* Data entries:
>> start

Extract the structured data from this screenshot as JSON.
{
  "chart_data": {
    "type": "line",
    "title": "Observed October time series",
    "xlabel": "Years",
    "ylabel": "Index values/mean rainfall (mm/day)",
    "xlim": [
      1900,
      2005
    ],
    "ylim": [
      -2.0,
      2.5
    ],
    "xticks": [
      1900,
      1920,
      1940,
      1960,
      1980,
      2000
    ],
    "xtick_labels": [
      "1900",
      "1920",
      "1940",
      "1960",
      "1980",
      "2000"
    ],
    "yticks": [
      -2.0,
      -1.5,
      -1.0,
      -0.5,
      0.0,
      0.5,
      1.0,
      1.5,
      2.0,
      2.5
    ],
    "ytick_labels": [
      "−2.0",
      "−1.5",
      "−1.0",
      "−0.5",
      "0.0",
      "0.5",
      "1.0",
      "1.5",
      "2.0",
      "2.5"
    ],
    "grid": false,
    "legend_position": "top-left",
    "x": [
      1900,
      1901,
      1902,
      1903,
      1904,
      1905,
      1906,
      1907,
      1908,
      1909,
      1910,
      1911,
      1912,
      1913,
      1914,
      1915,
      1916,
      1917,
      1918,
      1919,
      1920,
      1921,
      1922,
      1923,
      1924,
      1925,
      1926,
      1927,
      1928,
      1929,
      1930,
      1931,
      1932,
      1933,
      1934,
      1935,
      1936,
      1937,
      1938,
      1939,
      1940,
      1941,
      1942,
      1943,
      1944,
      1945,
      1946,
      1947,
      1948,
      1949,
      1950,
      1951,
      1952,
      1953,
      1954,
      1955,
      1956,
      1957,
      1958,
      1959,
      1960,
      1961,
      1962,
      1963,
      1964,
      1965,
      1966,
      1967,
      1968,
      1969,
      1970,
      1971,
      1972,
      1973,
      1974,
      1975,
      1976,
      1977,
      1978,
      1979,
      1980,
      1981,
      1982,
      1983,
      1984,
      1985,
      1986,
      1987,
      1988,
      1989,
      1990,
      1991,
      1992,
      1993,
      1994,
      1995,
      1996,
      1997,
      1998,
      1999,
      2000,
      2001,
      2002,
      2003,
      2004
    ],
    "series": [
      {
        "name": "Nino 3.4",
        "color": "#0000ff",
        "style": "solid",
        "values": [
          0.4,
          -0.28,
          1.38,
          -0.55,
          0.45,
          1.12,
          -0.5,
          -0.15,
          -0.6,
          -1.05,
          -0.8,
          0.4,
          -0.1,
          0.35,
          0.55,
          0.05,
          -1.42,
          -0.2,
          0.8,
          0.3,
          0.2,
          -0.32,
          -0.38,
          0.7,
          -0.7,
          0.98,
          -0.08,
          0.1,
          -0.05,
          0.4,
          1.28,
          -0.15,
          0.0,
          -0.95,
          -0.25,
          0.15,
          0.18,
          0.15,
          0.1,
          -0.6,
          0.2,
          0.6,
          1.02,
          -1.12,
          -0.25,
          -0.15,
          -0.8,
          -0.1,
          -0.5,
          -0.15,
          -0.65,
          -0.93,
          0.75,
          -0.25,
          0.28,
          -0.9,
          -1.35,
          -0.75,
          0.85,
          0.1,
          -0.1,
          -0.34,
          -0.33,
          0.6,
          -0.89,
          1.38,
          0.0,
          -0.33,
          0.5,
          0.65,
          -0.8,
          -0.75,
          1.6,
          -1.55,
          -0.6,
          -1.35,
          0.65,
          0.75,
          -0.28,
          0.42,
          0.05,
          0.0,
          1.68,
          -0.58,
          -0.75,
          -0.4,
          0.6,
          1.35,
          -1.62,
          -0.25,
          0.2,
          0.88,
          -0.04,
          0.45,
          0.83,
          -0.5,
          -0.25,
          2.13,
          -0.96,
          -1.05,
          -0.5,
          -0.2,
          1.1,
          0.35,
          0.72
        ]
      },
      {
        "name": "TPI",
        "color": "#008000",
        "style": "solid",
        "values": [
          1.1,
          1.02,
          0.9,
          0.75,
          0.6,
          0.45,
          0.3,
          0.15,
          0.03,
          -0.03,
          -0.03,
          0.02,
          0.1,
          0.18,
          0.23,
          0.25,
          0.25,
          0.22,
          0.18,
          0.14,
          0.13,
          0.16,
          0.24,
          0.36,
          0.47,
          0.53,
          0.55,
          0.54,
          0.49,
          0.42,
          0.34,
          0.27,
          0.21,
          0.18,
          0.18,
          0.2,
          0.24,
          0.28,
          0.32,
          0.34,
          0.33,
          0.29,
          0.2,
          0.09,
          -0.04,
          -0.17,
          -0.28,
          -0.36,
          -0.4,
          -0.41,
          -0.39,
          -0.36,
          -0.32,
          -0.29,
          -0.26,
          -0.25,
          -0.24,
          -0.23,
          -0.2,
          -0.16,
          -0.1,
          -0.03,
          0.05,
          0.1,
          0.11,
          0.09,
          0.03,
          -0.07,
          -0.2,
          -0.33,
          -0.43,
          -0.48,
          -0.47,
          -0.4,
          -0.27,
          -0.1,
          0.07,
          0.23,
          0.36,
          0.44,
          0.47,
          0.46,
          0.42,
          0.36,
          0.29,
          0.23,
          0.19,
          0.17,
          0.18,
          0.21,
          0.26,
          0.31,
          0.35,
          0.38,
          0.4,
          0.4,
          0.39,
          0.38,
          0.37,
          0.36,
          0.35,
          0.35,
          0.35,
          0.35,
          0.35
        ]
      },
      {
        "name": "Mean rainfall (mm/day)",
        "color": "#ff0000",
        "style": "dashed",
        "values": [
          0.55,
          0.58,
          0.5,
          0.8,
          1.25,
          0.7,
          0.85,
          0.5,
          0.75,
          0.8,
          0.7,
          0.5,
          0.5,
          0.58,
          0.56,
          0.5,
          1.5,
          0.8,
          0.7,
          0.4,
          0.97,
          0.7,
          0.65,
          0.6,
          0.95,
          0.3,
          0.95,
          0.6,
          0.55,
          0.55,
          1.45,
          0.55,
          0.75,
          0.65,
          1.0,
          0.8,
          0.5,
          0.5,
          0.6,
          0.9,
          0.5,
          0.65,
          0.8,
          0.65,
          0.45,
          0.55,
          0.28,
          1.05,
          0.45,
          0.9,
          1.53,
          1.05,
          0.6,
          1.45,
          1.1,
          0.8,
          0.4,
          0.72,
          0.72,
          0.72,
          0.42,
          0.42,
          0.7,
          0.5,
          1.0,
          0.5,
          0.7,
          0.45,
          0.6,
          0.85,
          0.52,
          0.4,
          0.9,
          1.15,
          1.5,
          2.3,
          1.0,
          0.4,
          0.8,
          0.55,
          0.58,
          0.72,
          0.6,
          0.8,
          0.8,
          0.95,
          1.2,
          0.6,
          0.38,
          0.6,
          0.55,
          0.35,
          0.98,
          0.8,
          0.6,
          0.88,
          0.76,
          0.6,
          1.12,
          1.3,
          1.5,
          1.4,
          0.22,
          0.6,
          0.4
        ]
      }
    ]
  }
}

>> end

* Task to carry out: From the entries above, copy every line where the word "rainfall" shows up.

* Written response:
    "ylabel": "Index values/mean rainfall (mm/day)",
        "name": "Mean rainfall (mm/day)",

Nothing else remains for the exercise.